• Stated exercise:
Quote the entries in full, character for character, without their images.

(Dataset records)
** start **

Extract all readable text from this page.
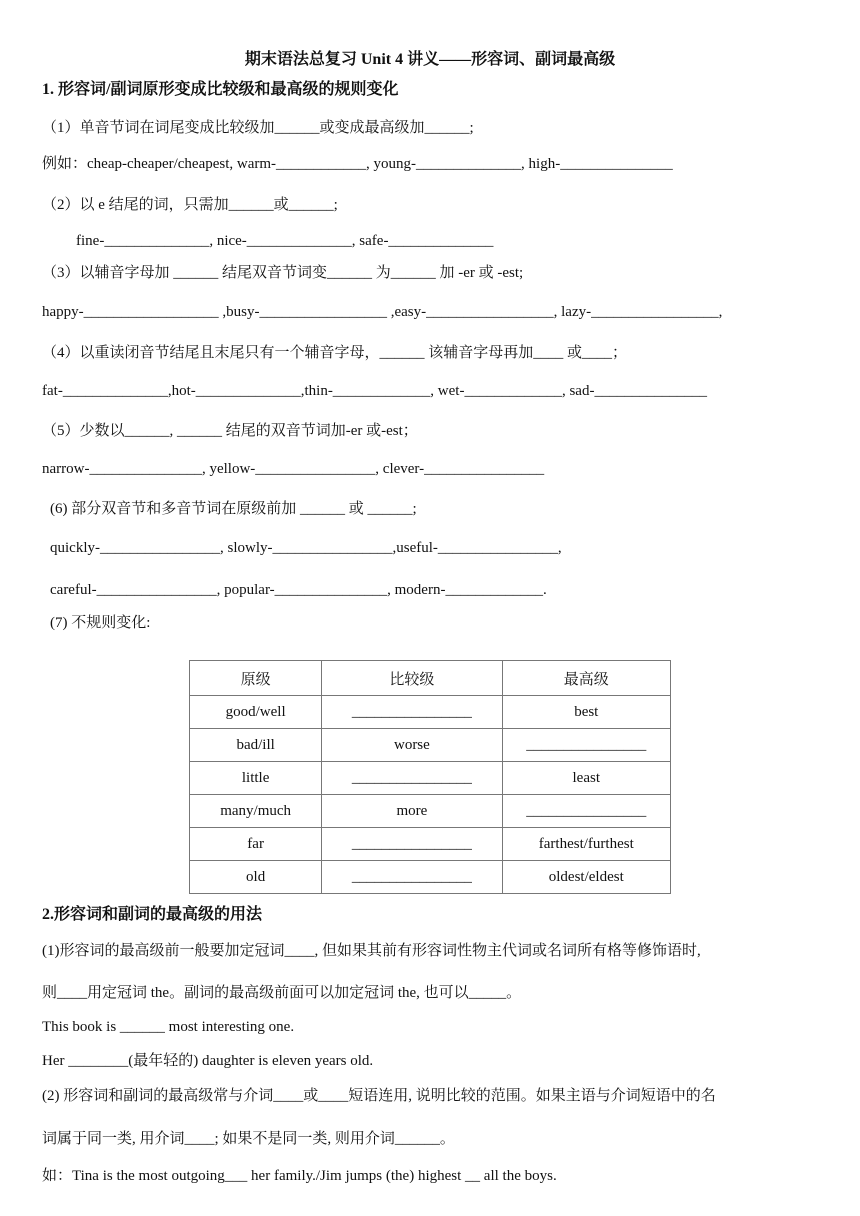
期末语法总复习 Unit 4 讲义——形容词、副词最高级
1. 形容词/副词原形变成比较级和最高级的规则变化
（1）单音节词在词尾变成比较级加______或变成最高级加______;
例如：cheap-cheaper/cheapest, warm-____________, young-______________, high-_______________
（2）以 e 结尾的词，只需加______或______;
fine-______________, nice-______________, safe-______________
（3）以辅音字母加 ______ 结尾双音节词变______ 为______ 加 -er 或 -est;
happy-__________________ ,busy-_________________ ,easy-_________________, lazy-_________________,
（4）以重读闭音节结尾且末尾只有一个辅音字母，______ 该辅音字母再加____ 或____；
fat-______________,hot-______________,thin-_____________, wet-_____________, sad-_______________
（5）少数以______, ______ 结尾的双音节词加-er 或-est；
narrow-_______________, yellow-________________, clever-________________
(6) 部分双音节和多音节词在原级前加 ______ 或 ______;
quickly-________________, slowly-________________,useful-________________,
careful-________________, popular-_______________, modern-_____________.
(7) 不规则变化:
原级	比较级	最高级
good/well	________________	best
bad/ill	worse	________________
little	________________	least
many/much	more	________________
far	________________	farthest/furthest
old	________________	oldest/eldest
2.形容词和副词的最高级的用法
(1)形容词的最高级前一般要加定冠词____, 但如果其前有形容词性物主代词或名词所有格等修饰语时,
则____用定冠词 the。副词的最高级前面可以加定冠词 the, 也可以_____。
This book is ______ most interesting one.
Her ________(最年轻的) daughter is eleven years old.
(2) 形容词和副词的最高级常与介词____或____短语连用, 说明比较的范围。如果主语与介词短语中的名
词属于同一类, 用介词____; 如果不是同一类, 则用介词______。
如：Tina is the most outgoing___ her family./Jim jumps (the) highest __ all the boys.
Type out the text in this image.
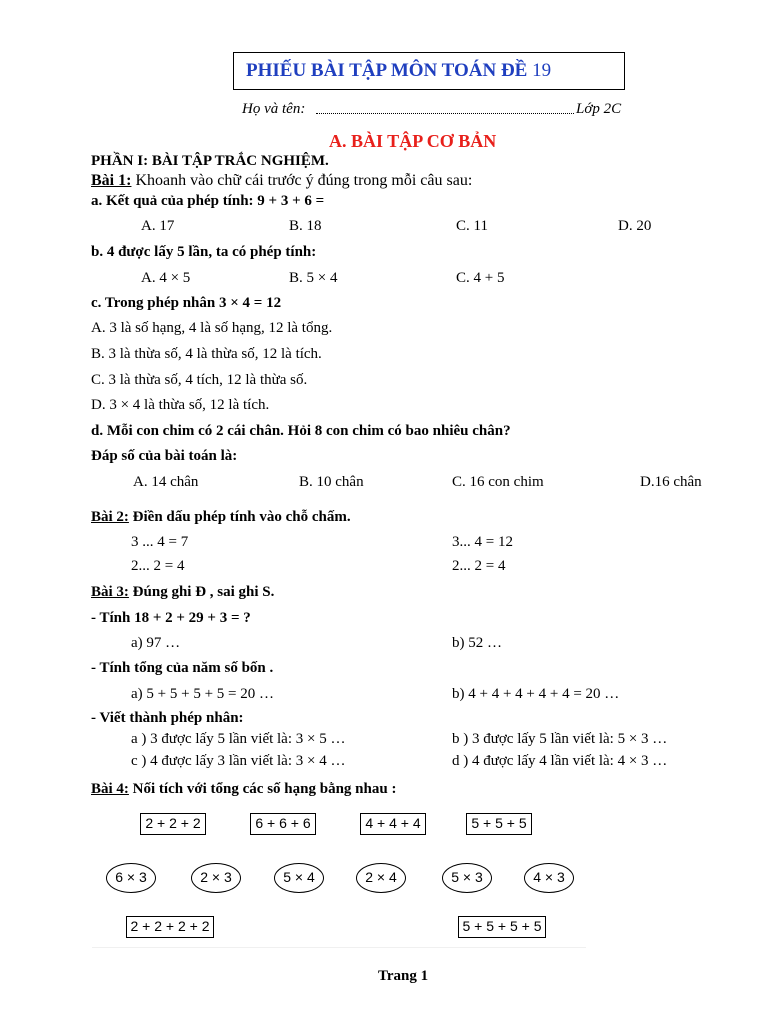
PHIẾU BÀI TẬP MÔN TOÁN ĐỀ 19
Họ và tên:	Lớp 2C
A. BÀI TẬP CƠ BẢN
PHẦN I: BÀI TẬP TRẮC NGHIỆM.
Bài 1: Khoanh vào chữ cái trước ý đúng trong mỗi câu sau:
a. Kết quả của phép tính: 9 + 3 + 6 =
A. 17	B. 18	C. 11	D. 20
b. 4 được lấy 5 lần, ta có phép tính:
A. 4 × 5	B. 5 × 4	C. 4 + 5
c. Trong phép nhân 3 × 4 = 12
A. 3 là số hạng, 4 là số hạng, 12 là tổng.
B. 3 là thừa số, 4 là thừa số, 12 là tích.
C. 3 là thừa số, 4 tích, 12 là thừa số.
D. 3 × 4 là thừa số, 12 là tích.
d. Mỗi con chim có 2 cái chân. Hỏi 8 con chim có bao nhiêu chân?
Đáp số của bài toán là:
A. 14 chân	B. 10 chân	C. 16 con chim	D.16 chân
Bài 2: Điền dấu phép tính vào chỗ chấm.
3 ... 4 = 7	3... 4 = 12
2... 2 = 4	2... 2 = 4
Bài 3: Đúng ghi Đ , sai ghi S.
- Tính 18 + 2 + 29 + 3 = ?
a) 97 …	b) 52 …
- Tính tổng của năm số bốn .
a) 5 + 5 + 5 + 5 = 20 …	b) 4 + 4 + 4 + 4 + 4 = 20 …
- Viết thành phép nhân:
a ) 3 được lấy 5 lần viết là: 3 × 5 …	b ) 3 được lấy 5 lần viết là: 5 × 3 …
c ) 4 được lấy 3 lần viết là: 3 × 4 …	d ) 4 được lấy 4 lần viết là: 4 × 3 …
Bài 4: Nối tích với tổng các số hạng bằng nhau :
2 + 2 + 2	6 + 6 + 6	4 + 4 + 4	5 + 5 + 5
6 × 3	2 × 3	5 × 4	2 × 4	5 × 3	4 × 3
2 + 2 + 2 + 2	5 + 5 + 5 + 5
Trang 1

** end **

• Solution for this problem:
Extract all readable text from this page.
期末语法总复习 Unit 4 讲义——形容词、副词最高级
1. 形容词/副词原形变成比较级和最高级的规则变化
（1）单音节词在词尾变成比较级加______或变成最高级加______;
例如：cheap-cheaper/cheapest, warm-____________, young-______________, high-_______________
（2）以 e 结尾的词，只需加______或______;
fine-______________, nice-______________, safe-______________
（3）以辅音字母加 ______ 结尾双音节词变______ 为______ 加 -er 或 -est;
happy-__________________ ,busy-_________________ ,easy-_________________, lazy-_________________,
（4）以重读闭音节结尾且末尾只有一个辅音字母，______ 该辅音字母再加____ 或____；
fat-______________,hot-______________,thin-_____________, wet-_____________, sad-_______________
（5）少数以______, ______ 结尾的双音节词加-er 或-est；
narrow-_______________, yellow-________________, clever-________________
(6) 部分双音节和多音节词在原级前加 ______ 或 ______;
quickly-________________, slowly-________________,useful-________________,
careful-________________, popular-_______________, modern-_____________.
(7) 不规则变化:
原级	比较级	最高级
good/well	________________	best
bad/ill	worse	________________
little	________________	least
many/much	more	________________
far	________________	farthest/furthest
old	________________	oldest/eldest
2.形容词和副词的最高级的用法
(1)形容词的最高级前一般要加定冠词____, 但如果其前有形容词性物主代词或名词所有格等修饰语时,
则____用定冠词 the。副词的最高级前面可以加定冠词 the, 也可以_____。
This book is ______ most interesting one.
Her ________(最年轻的) daughter is eleven years old.
(2) 形容词和副词的最高级常与介词____或____短语连用, 说明比较的范围。如果主语与介词短语中的名
词属于同一类, 用介词____; 如果不是同一类, 则用介词______。
如：Tina is the most outgoing___ her family./Jim jumps (the) highest __ all the boys.
Type out the text in this image.
PHIẾU BÀI TẬP MÔN TOÁN ĐỀ 19
Họ và tên:	Lớp 2C
A. BÀI TẬP CƠ BẢN
PHẦN I: BÀI TẬP TRẮC NGHIỆM.
Bài 1: Khoanh vào chữ cái trước ý đúng trong mỗi câu sau:
a. Kết quả của phép tính: 9 + 3 + 6 =
A. 17	B. 18	C. 11	D. 20
b. 4 được lấy 5 lần, ta có phép tính:
A. 4 × 5	B. 5 × 4	C. 4 + 5
c. Trong phép nhân 3 × 4 = 12
A. 3 là số hạng, 4 là số hạng, 12 là tổng.
B. 3 là thừa số, 4 là thừa số, 12 là tích.
C. 3 là thừa số, 4 tích, 12 là thừa số.
D. 3 × 4 là thừa số, 12 là tích.
d. Mỗi con chim có 2 cái chân. Hỏi 8 con chim có bao nhiêu chân?
Đáp số của bài toán là:
A. 14 chân	B. 10 chân	C. 16 con chim	D.16 chân
Bài 2: Điền dấu phép tính vào chỗ chấm.
3 ... 4 = 7	3... 4 = 12
2... 2 = 4	2... 2 = 4
Bài 3: Đúng ghi Đ , sai ghi S.
- Tính 18 + 2 + 29 + 3 = ?
a) 97 …	b) 52 …
- Tính tổng của năm số bốn .
a) 5 + 5 + 5 + 5 = 20 …	b) 4 + 4 + 4 + 4 + 4 = 20 …
- Viết thành phép nhân:
a ) 3 được lấy 5 lần viết là: 3 × 5 …	b ) 3 được lấy 5 lần viết là: 5 × 3 …
c ) 4 được lấy 3 lần viết là: 3 × 4 …	d ) 4 được lấy 4 lần viết là: 4 × 3 …
Bài 4: Nối tích với tổng các số hạng bằng nhau :
2 + 2 + 2	6 + 6 + 6	4 + 4 + 4	5 + 5 + 5
6 × 3	2 × 3	5 × 4	2 × 4	5 × 3	4 × 3
2 + 2 + 2 + 2	5 + 5 + 5 + 5
Trang 1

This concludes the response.